Transcribe all the entries word for word, omitting any pictures they contain.

[Dataset excerpts]
/---

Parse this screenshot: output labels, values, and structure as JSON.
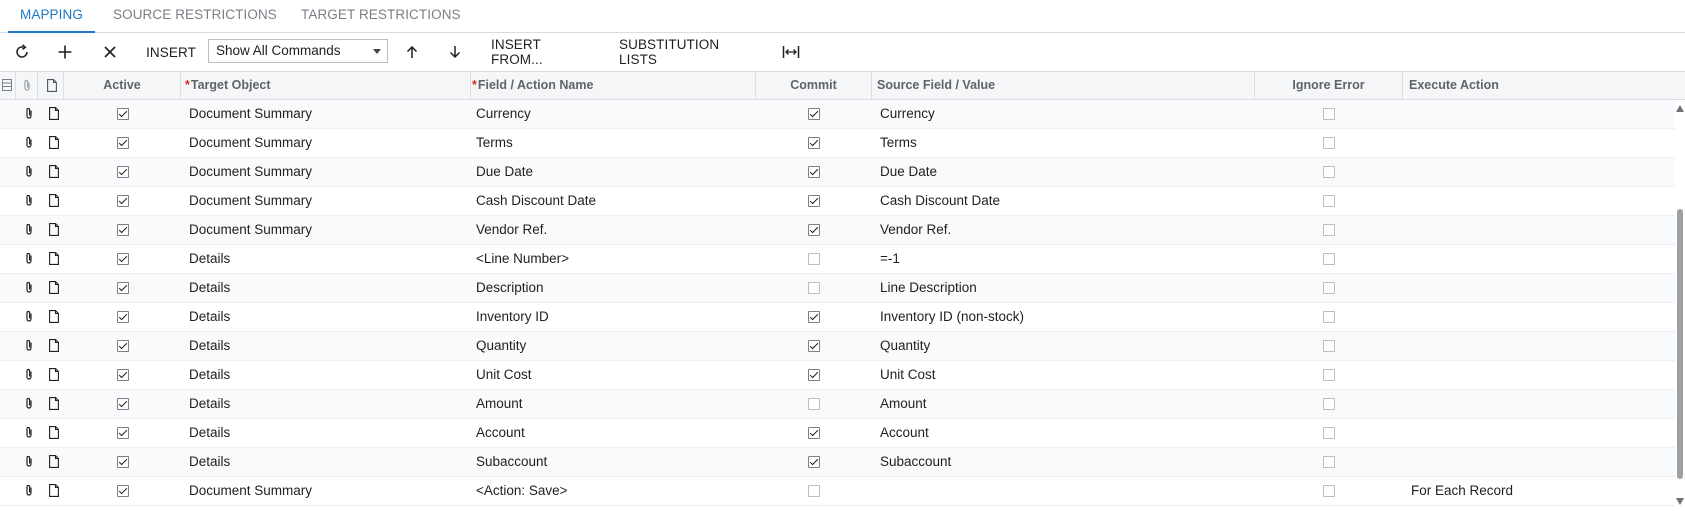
{
  "tabs": [
    {
      "label": "MAPPING",
      "active": true
    },
    {
      "label": "SOURCE RESTRICTIONS",
      "active": false
    },
    {
      "label": "TARGET RESTRICTIONS",
      "active": false
    }
  ],
  "toolbar": {
    "refresh_icon": "refresh-icon",
    "add_icon": "plus-icon",
    "delete_icon": "close-icon",
    "insert_label": "INSERT",
    "commands_select_value": "Show All Commands",
    "move_up_icon": "arrow-up-icon",
    "move_down_icon": "arrow-down-icon",
    "insert_from_label": "INSERT FROM...",
    "substitution_lists_label": "SUBSTITUTION LISTS",
    "fit_columns_icon": "fit-width-icon"
  },
  "grid": {
    "columns": {
      "active": "Active",
      "target_object": "Target Object",
      "field_action_name": "Field / Action Name",
      "commit": "Commit",
      "source_field_value": "Source Field / Value",
      "ignore_error": "Ignore Error",
      "execute_action": "Execute Action"
    },
    "required_mark": "*",
    "rows": [
      {
        "active": true,
        "target": "Document Summary",
        "field": "Currency",
        "commit": true,
        "source": "Currency",
        "ignore_error": false,
        "execute": ""
      },
      {
        "active": true,
        "target": "Document Summary",
        "field": "Terms",
        "commit": true,
        "source": "Terms",
        "ignore_error": false,
        "execute": ""
      },
      {
        "active": true,
        "target": "Document Summary",
        "field": "Due Date",
        "commit": true,
        "source": "Due Date",
        "ignore_error": false,
        "execute": ""
      },
      {
        "active": true,
        "target": "Document Summary",
        "field": "Cash Discount Date",
        "commit": true,
        "source": "Cash Discount Date",
        "ignore_error": false,
        "execute": ""
      },
      {
        "active": true,
        "target": "Document Summary",
        "field": "Vendor Ref.",
        "commit": true,
        "source": "Vendor Ref.",
        "ignore_error": false,
        "execute": ""
      },
      {
        "active": true,
        "target": "Details",
        "field": "<Line Number>",
        "commit": false,
        "commit_disabled": true,
        "source": "=-1",
        "ignore_error": false,
        "execute": ""
      },
      {
        "active": true,
        "target": "Details",
        "field": "Description",
        "commit": false,
        "source": "Line Description",
        "ignore_error": false,
        "execute": ""
      },
      {
        "active": true,
        "target": "Details",
        "field": "Inventory ID",
        "commit": true,
        "source": "Inventory ID (non-stock)",
        "ignore_error": false,
        "execute": ""
      },
      {
        "active": true,
        "target": "Details",
        "field": "Quantity",
        "commit": true,
        "source": "Quantity",
        "ignore_error": false,
        "execute": ""
      },
      {
        "active": true,
        "target": "Details",
        "field": "Unit Cost",
        "commit": true,
        "source": "Unit Cost",
        "ignore_error": false,
        "execute": ""
      },
      {
        "active": true,
        "target": "Details",
        "field": "Amount",
        "commit": false,
        "source": "Amount",
        "ignore_error": false,
        "execute": ""
      },
      {
        "active": true,
        "target": "Details",
        "field": "Account",
        "commit": true,
        "source": "Account",
        "ignore_error": false,
        "execute": ""
      },
      {
        "active": true,
        "target": "Details",
        "field": "Subaccount",
        "commit": true,
        "source": "Subaccount",
        "ignore_error": false,
        "execute": ""
      },
      {
        "active": true,
        "target": "Document Summary",
        "field": "<Action: Save>",
        "commit": false,
        "commit_disabled": true,
        "source": "",
        "ignore_error": false,
        "execute": "For Each Record"
      }
    ]
  },
  "colors": {
    "accent": "#1d78c7",
    "required": "#d32f2f",
    "header_bg": "#f5f6f8",
    "alt_row_bg": "#f8fafc"
  }
}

\---

== THE SOLUTION ==
Parse this screenshot: output labels, values, and structure as JSON.
{
  "tabs": [
    {
      "label": "MAPPING",
      "active": true
    },
    {
      "label": "SOURCE RESTRICTIONS",
      "active": false
    },
    {
      "label": "TARGET RESTRICTIONS",
      "active": false
    }
  ],
  "toolbar": {
    "refresh_icon": "refresh-icon",
    "add_icon": "plus-icon",
    "delete_icon": "close-icon",
    "insert_label": "INSERT",
    "commands_select_value": "Show All Commands",
    "move_up_icon": "arrow-up-icon",
    "move_down_icon": "arrow-down-icon",
    "insert_from_label": "INSERT FROM...",
    "substitution_lists_label": "SUBSTITUTION LISTS",
    "fit_columns_icon": "fit-width-icon"
  },
  "grid": {
    "columns": {
      "active": "Active",
      "target_object": "Target Object",
      "field_action_name": "Field / Action Name",
      "commit": "Commit",
      "source_field_value": "Source Field / Value",
      "ignore_error": "Ignore Error",
      "execute_action": "Execute Action"
    },
    "required_mark": "*",
    "rows": [
      {
        "active": true,
        "target": "Document Summary",
        "field": "Currency",
        "commit": true,
        "source": "Currency",
        "ignore_error": false,
        "execute": ""
      },
      {
        "active": true,
        "target": "Document Summary",
        "field": "Terms",
        "commit": true,
        "source": "Terms",
        "ignore_error": false,
        "execute": ""
      },
      {
        "active": true,
        "target": "Document Summary",
        "field": "Due Date",
        "commit": true,
        "source": "Due Date",
        "ignore_error": false,
        "execute": ""
      },
      {
        "active": true,
        "target": "Document Summary",
        "field": "Cash Discount Date",
        "commit": true,
        "source": "Cash Discount Date",
        "ignore_error": false,
        "execute": ""
      },
      {
        "active": true,
        "target": "Document Summary",
        "field": "Vendor Ref.",
        "commit": true,
        "source": "Vendor Ref.",
        "ignore_error": false,
        "execute": ""
      },
      {
        "active": true,
        "target": "Details",
        "field": "<Line Number>",
        "commit": false,
        "commit_disabled": true,
        "source": "=-1",
        "ignore_error": false,
        "execute": ""
      },
      {
        "active": true,
        "target": "Details",
        "field": "Description",
        "commit": false,
        "source": "Line Description",
        "ignore_error": false,
        "execute": ""
      },
      {
        "active": true,
        "target": "Details",
        "field": "Inventory ID",
        "commit": true,
        "source": "Inventory ID (non-stock)",
        "ignore_error": false,
        "execute": ""
      },
      {
        "active": true,
        "target": "Details",
        "field": "Quantity",
        "commit": true,
        "source": "Quantity",
        "ignore_error": false,
        "execute": ""
      },
      {
        "active": true,
        "target": "Details",
        "field": "Unit Cost",
        "commit": true,
        "source": "Unit Cost",
        "ignore_error": false,
        "execute": ""
      },
      {
        "active": true,
        "target": "Details",
        "field": "Amount",
        "commit": false,
        "source": "Amount",
        "ignore_error": false,
        "execute": ""
      },
      {
        "active": true,
        "target": "Details",
        "field": "Account",
        "commit": true,
        "source": "Account",
        "ignore_error": false,
        "execute": ""
      },
      {
        "active": true,
        "target": "Details",
        "field": "Subaccount",
        "commit": true,
        "source": "Subaccount",
        "ignore_error": false,
        "execute": ""
      },
      {
        "active": true,
        "target": "Document Summary",
        "field": "<Action: Save>",
        "commit": false,
        "commit_disabled": true,
        "source": "",
        "ignore_error": false,
        "execute": "For Each Record"
      }
    ]
  },
  "colors": {
    "accent": "#1d78c7",
    "required": "#d32f2f",
    "header_bg": "#f5f6f8",
    "alt_row_bg": "#f8fafc"
  }
}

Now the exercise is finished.